### Direction
Reproduce every record below exactly as it appears.

Stored data
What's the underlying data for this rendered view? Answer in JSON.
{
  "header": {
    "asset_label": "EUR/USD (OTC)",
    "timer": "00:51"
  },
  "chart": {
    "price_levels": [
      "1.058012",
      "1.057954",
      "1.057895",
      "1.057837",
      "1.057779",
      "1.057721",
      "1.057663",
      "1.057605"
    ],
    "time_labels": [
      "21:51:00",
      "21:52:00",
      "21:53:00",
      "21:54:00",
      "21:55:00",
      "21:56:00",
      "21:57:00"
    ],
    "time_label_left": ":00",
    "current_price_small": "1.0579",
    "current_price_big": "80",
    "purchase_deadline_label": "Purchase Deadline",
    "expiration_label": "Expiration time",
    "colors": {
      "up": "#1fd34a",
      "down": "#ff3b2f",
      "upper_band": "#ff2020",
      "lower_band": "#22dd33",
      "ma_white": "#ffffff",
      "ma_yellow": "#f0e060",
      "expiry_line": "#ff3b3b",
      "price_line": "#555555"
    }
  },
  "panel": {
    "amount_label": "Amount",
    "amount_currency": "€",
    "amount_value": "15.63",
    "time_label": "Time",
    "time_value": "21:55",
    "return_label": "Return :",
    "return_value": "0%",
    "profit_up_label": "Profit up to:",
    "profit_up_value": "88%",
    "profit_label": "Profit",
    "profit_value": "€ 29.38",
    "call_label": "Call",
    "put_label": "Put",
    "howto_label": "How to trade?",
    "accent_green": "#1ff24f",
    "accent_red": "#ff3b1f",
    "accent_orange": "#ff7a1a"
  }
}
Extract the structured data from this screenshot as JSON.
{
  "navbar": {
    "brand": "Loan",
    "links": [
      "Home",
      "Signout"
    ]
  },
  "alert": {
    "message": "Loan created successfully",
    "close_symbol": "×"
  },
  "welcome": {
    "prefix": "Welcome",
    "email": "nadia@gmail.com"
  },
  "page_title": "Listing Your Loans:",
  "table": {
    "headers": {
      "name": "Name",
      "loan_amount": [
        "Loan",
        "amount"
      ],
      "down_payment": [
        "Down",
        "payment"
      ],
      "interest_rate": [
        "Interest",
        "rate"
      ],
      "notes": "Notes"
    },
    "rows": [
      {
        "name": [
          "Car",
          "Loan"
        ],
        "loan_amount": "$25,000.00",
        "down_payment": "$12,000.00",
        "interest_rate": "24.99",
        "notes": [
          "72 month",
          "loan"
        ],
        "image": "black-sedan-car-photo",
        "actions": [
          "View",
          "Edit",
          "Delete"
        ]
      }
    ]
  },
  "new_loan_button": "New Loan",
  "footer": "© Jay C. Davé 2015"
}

### Response to this task
What's the underlying data for this rendered view? Answer in JSON.
{
  "header": {
    "asset_label": "EUR/USD (OTC)",
    "timer": "00:51"
  },
  "chart": {
    "price_levels": [
      "1.058012",
      "1.057954",
      "1.057895",
      "1.057837",
      "1.057779",
      "1.057721",
      "1.057663",
      "1.057605"
    ],
    "time_labels": [
      "21:51:00",
      "21:52:00",
      "21:53:00",
      "21:54:00",
      "21:55:00",
      "21:56:00",
      "21:57:00"
    ],
    "time_label_left": ":00",
    "current_price_small": "1.0579",
    "current_price_big": "80",
    "purchase_deadline_label": "Purchase Deadline",
    "expiration_label": "Expiration time",
    "colors": {
      "up": "#1fd34a",
      "down": "#ff3b2f",
      "upper_band": "#ff2020",
      "lower_band": "#22dd33",
      "ma_white": "#ffffff",
      "ma_yellow": "#f0e060",
      "expiry_line": "#ff3b3b",
      "price_line": "#555555"
    }
  },
  "panel": {
    "amount_label": "Amount",
    "amount_currency": "€",
    "amount_value": "15.63",
    "time_label": "Time",
    "time_value": "21:55",
    "return_label": "Return :",
    "return_value": "0%",
    "profit_up_label": "Profit up to:",
    "profit_up_value": "88%",
    "profit_label": "Profit",
    "profit_value": "€ 29.38",
    "call_label": "Call",
    "put_label": "Put",
    "howto_label": "How to trade?",
    "accent_green": "#1ff24f",
    "accent_red": "#ff3b1f",
    "accent_orange": "#ff7a1a"
  }
}
Extract the structured data from this screenshot as JSON.
{
  "navbar": {
    "brand": "Loan",
    "links": [
      "Home",
      "Signout"
    ]
  },
  "alert": {
    "message": "Loan created successfully",
    "close_symbol": "×"
  },
  "welcome": {
    "prefix": "Welcome",
    "email": "nadia@gmail.com"
  },
  "page_title": "Listing Your Loans:",
  "table": {
    "headers": {
      "name": "Name",
      "loan_amount": [
        "Loan",
        "amount"
      ],
      "down_payment": [
        "Down",
        "payment"
      ],
      "interest_rate": [
        "Interest",
        "rate"
      ],
      "notes": "Notes"
    },
    "rows": [
      {
        "name": [
          "Car",
          "Loan"
        ],
        "loan_amount": "$25,000.00",
        "down_payment": "$12,000.00",
        "interest_rate": "24.99",
        "notes": [
          "72 month",
          "loan"
        ],
        "image": "black-sedan-car-photo",
        "actions": [
          "View",
          "Edit",
          "Delete"
        ]
      }
    ]
  },
  "new_loan_button": "New Loan",
  "footer": "© Jay C. Davé 2015"
}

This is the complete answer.